### Records provided
--------------------------------
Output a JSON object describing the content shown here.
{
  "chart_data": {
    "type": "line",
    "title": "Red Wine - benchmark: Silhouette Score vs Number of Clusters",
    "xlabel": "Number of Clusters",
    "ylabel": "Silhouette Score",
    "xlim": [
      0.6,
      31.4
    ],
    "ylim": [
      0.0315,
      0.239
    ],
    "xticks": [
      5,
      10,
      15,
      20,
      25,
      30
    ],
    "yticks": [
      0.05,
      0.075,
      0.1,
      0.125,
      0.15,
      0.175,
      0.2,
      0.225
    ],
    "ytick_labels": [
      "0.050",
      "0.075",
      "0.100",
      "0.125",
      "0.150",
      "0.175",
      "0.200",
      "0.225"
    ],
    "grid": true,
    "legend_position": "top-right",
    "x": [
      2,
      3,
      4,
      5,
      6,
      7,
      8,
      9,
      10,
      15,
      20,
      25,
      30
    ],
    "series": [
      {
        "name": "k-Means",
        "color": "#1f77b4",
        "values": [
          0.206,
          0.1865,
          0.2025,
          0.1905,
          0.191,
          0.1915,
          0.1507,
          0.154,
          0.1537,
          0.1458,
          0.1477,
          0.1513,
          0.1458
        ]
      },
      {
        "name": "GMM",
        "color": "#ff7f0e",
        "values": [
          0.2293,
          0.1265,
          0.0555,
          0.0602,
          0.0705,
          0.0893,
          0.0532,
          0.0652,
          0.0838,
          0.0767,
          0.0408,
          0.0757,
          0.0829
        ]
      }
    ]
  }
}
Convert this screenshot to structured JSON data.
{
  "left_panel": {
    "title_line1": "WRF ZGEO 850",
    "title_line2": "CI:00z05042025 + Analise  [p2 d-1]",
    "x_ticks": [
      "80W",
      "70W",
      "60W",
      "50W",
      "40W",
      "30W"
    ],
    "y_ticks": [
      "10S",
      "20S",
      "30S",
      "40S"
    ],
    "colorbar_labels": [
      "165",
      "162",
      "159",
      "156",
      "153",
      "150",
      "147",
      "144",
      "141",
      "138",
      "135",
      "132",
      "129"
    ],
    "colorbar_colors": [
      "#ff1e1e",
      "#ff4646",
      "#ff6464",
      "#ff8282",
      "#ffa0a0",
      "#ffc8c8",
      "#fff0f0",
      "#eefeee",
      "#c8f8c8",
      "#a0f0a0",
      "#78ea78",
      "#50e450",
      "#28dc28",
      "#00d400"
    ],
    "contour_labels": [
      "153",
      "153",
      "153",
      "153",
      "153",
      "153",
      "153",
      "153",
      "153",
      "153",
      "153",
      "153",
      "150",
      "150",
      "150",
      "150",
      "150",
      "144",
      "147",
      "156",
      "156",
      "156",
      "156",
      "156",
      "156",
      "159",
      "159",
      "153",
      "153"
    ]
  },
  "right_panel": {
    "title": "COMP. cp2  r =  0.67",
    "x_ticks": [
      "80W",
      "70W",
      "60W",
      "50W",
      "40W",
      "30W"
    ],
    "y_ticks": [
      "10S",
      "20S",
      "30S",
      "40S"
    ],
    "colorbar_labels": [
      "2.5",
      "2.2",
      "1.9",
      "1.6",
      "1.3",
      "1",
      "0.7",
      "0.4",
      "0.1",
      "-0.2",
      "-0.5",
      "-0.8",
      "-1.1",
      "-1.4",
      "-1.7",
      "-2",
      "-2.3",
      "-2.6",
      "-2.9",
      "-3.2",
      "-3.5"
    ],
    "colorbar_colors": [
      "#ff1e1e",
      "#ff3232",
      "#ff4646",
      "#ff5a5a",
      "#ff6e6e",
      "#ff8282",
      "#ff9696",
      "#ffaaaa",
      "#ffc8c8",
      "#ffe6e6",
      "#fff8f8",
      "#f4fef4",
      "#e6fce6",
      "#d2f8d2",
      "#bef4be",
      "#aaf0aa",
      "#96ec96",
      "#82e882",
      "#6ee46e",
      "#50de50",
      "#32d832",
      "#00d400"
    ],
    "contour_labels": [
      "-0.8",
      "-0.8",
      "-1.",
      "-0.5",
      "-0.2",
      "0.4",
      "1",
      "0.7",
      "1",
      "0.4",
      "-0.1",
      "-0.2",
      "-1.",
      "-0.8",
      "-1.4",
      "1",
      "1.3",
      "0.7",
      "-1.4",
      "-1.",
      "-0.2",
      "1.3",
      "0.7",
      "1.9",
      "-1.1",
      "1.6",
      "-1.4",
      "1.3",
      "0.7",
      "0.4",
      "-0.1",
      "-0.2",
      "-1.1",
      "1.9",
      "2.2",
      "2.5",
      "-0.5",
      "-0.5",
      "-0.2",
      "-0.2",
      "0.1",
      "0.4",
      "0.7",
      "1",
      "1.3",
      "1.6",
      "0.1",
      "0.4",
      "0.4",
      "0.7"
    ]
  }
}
--------------------------------
### Description of the task
Reproduce the data shown above exactly.

### Written answer
Output a JSON object describing the content shown here.
{
  "chart_data": {
    "type": "line",
    "title": "Red Wine - benchmark: Silhouette Score vs Number of Clusters",
    "xlabel": "Number of Clusters",
    "ylabel": "Silhouette Score",
    "xlim": [
      0.6,
      31.4
    ],
    "ylim": [
      0.0315,
      0.239
    ],
    "xticks": [
      5,
      10,
      15,
      20,
      25,
      30
    ],
    "yticks": [
      0.05,
      0.075,
      0.1,
      0.125,
      0.15,
      0.175,
      0.2,
      0.225
    ],
    "ytick_labels": [
      "0.050",
      "0.075",
      "0.100",
      "0.125",
      "0.150",
      "0.175",
      "0.200",
      "0.225"
    ],
    "grid": true,
    "legend_position": "top-right",
    "x": [
      2,
      3,
      4,
      5,
      6,
      7,
      8,
      9,
      10,
      15,
      20,
      25,
      30
    ],
    "series": [
      {
        "name": "k-Means",
        "color": "#1f77b4",
        "values": [
          0.206,
          0.1865,
          0.2025,
          0.1905,
          0.191,
          0.1915,
          0.1507,
          0.154,
          0.1537,
          0.1458,
          0.1477,
          0.1513,
          0.1458
        ]
      },
      {
        "name": "GMM",
        "color": "#ff7f0e",
        "values": [
          0.2293,
          0.1265,
          0.0555,
          0.0602,
          0.0705,
          0.0893,
          0.0532,
          0.0652,
          0.0838,
          0.0767,
          0.0408,
          0.0757,
          0.0829
        ]
      }
    ]
  }
}
Convert this screenshot to structured JSON data.
{
  "left_panel": {
    "title_line1": "WRF ZGEO 850",
    "title_line2": "CI:00z05042025 + Analise  [p2 d-1]",
    "x_ticks": [
      "80W",
      "70W",
      "60W",
      "50W",
      "40W",
      "30W"
    ],
    "y_ticks": [
      "10S",
      "20S",
      "30S",
      "40S"
    ],
    "colorbar_labels": [
      "165",
      "162",
      "159",
      "156",
      "153",
      "150",
      "147",
      "144",
      "141",
      "138",
      "135",
      "132",
      "129"
    ],
    "colorbar_colors": [
      "#ff1e1e",
      "#ff4646",
      "#ff6464",
      "#ff8282",
      "#ffa0a0",
      "#ffc8c8",
      "#fff0f0",
      "#eefeee",
      "#c8f8c8",
      "#a0f0a0",
      "#78ea78",
      "#50e450",
      "#28dc28",
      "#00d400"
    ],
    "contour_labels": [
      "153",
      "153",
      "153",
      "153",
      "153",
      "153",
      "153",
      "153",
      "153",
      "153",
      "153",
      "153",
      "150",
      "150",
      "150",
      "150",
      "150",
      "144",
      "147",
      "156",
      "156",
      "156",
      "156",
      "156",
      "156",
      "159",
      "159",
      "153",
      "153"
    ]
  },
  "right_panel": {
    "title": "COMP. cp2  r =  0.67",
    "x_ticks": [
      "80W",
      "70W",
      "60W",
      "50W",
      "40W",
      "30W"
    ],
    "y_ticks": [
      "10S",
      "20S",
      "30S",
      "40S"
    ],
    "colorbar_labels": [
      "2.5",
      "2.2",
      "1.9",
      "1.6",
      "1.3",
      "1",
      "0.7",
      "0.4",
      "0.1",
      "-0.2",
      "-0.5",
      "-0.8",
      "-1.1",
      "-1.4",
      "-1.7",
      "-2",
      "-2.3",
      "-2.6",
      "-2.9",
      "-3.2",
      "-3.5"
    ],
    "colorbar_colors": [
      "#ff1e1e",
      "#ff3232",
      "#ff4646",
      "#ff5a5a",
      "#ff6e6e",
      "#ff8282",
      "#ff9696",
      "#ffaaaa",
      "#ffc8c8",
      "#ffe6e6",
      "#fff8f8",
      "#f4fef4",
      "#e6fce6",
      "#d2f8d2",
      "#bef4be",
      "#aaf0aa",
      "#96ec96",
      "#82e882",
      "#6ee46e",
      "#50de50",
      "#32d832",
      "#00d400"
    ],
    "contour_labels": [
      "-0.8",
      "-0.8",
      "-1.",
      "-0.5",
      "-0.2",
      "0.4",
      "1",
      "0.7",
      "1",
      "0.4",
      "-0.1",
      "-0.2",
      "-1.",
      "-0.8",
      "-1.4",
      "1",
      "1.3",
      "0.7",
      "-1.4",
      "-1.",
      "-0.2",
      "1.3",
      "0.7",
      "1.9",
      "-1.1",
      "1.6",
      "-1.4",
      "1.3",
      "0.7",
      "0.4",
      "-0.1",
      "-0.2",
      "-1.1",
      "1.9",
      "2.2",
      "2.5",
      "-0.5",
      "-0.5",
      "-0.2",
      "-0.2",
      "0.1",
      "0.4",
      "0.7",
      "1",
      "1.3",
      "1.6",
      "0.1",
      "0.4",
      "0.4",
      "0.7"
    ]
  }
}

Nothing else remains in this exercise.